◆ What you are asked to do:
Translate this sentence from the episode recap into Spanish: "The Picts and Romans join forces to make noise and attract the creature."

◆ Excerpted text:
##############################

With dawn approaching, it’s time to enact the plan. The Picts and Romans join forces to make noise and attract the creature. At first, it doesn’t seem to work, but then a crow Nardole is talking to alerts them to the fact that it did. With the help of their special glass things and the fastest sunrise ever, they draw the creature into the cairn and the open portal. Task completed, the Doctor prepares to step into the portal.
But Kar disagrees. The teenage Pict is ready to fight him on this. This is her destiny as the Guardian of the Gate. The Doctor points out that their human time spans are nothing compared to his Time Lord one. Bill and Nardole disagree. Who will guard the other gates? Who will guard the Vault? The Doctor stands firm in his resolution — until Bill bonks him on the head. While he’s momentarily incapacitated, Kar, Lucius, and the rest of the legion walk into the portal together. Her brother promises he’ll carve her names on the rocks so people will remember her sacrifice. (This entire scene, from the Doctor’s attempted sacrifice to Kar’s own moment of truth and Lucius’ decision to stand up and lead had me in tears. When Doctor Who does brave sacrifices, it really does brave sacrifices. Also, anyone else get a Buffy season 5 finale vibe?)

##############################

◆ Records provided:
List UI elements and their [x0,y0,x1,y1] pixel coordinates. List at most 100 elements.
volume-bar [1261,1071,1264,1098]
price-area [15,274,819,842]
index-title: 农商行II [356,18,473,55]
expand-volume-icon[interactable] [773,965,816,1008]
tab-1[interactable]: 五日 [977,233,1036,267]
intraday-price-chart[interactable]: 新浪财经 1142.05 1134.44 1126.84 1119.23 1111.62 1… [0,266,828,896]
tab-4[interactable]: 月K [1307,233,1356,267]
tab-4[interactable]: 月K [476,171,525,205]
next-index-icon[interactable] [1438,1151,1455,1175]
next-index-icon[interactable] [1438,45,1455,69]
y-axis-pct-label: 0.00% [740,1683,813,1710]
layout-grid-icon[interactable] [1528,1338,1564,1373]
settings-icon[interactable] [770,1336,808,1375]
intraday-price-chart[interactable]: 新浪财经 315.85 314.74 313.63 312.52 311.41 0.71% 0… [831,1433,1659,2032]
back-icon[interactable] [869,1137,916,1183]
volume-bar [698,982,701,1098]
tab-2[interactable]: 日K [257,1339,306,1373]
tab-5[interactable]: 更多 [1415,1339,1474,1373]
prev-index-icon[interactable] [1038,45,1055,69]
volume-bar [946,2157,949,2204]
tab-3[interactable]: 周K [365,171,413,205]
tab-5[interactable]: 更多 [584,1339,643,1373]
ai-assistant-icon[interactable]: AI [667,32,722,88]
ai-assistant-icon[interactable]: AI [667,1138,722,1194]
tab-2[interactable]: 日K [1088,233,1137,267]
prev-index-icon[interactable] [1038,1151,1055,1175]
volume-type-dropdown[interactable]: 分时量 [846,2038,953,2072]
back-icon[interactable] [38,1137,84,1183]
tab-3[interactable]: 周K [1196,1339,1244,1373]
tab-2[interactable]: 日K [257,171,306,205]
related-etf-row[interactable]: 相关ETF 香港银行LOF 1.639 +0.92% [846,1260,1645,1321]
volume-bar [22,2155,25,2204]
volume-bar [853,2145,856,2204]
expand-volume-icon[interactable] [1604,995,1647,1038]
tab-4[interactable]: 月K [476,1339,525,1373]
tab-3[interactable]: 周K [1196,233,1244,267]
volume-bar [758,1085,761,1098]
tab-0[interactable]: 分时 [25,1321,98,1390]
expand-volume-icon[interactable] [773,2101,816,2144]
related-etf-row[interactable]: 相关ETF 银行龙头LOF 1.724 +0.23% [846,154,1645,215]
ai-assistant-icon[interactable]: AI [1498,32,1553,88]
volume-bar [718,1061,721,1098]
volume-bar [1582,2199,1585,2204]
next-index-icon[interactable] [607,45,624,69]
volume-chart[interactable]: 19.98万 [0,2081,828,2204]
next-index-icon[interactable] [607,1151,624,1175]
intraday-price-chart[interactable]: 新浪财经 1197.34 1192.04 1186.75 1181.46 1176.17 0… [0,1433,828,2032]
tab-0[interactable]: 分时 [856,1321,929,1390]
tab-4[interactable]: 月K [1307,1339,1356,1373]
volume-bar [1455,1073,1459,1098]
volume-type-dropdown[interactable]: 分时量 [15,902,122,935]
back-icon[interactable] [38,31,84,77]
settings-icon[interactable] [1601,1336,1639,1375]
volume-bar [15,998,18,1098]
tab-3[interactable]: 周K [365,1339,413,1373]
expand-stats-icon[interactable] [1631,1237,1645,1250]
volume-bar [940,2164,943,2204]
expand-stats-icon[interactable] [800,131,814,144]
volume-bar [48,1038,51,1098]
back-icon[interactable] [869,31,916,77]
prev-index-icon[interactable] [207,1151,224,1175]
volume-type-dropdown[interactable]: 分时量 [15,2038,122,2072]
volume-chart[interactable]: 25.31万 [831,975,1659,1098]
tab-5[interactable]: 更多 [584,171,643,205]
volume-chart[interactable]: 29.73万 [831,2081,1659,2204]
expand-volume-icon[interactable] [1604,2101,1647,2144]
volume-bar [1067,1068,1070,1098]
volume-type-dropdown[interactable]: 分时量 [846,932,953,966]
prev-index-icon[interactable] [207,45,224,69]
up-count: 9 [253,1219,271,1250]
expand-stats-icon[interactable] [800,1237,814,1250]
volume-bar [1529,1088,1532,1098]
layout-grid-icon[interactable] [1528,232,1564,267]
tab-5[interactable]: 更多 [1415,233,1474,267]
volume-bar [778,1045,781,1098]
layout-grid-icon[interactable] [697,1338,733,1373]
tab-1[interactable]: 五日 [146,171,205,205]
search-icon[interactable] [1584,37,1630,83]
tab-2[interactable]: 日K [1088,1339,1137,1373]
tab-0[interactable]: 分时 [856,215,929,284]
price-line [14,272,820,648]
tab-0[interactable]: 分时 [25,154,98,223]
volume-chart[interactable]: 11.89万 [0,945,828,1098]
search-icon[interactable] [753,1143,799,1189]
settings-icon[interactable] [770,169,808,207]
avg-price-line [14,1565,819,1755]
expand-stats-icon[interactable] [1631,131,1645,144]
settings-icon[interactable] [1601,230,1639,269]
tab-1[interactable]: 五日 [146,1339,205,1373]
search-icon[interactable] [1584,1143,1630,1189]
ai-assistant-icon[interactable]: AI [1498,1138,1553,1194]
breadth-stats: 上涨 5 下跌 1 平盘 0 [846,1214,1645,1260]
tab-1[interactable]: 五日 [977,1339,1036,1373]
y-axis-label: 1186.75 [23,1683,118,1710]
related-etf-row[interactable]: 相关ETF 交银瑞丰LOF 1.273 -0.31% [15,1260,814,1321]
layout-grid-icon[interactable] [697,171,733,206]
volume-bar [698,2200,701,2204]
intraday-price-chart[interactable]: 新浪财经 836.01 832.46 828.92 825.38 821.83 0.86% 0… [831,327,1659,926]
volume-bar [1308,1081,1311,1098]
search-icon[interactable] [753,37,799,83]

##############################

◆ Result of the exercise:
Los pictos y los romanos unen fuerzas para hacer ruido y atraer a la criatura.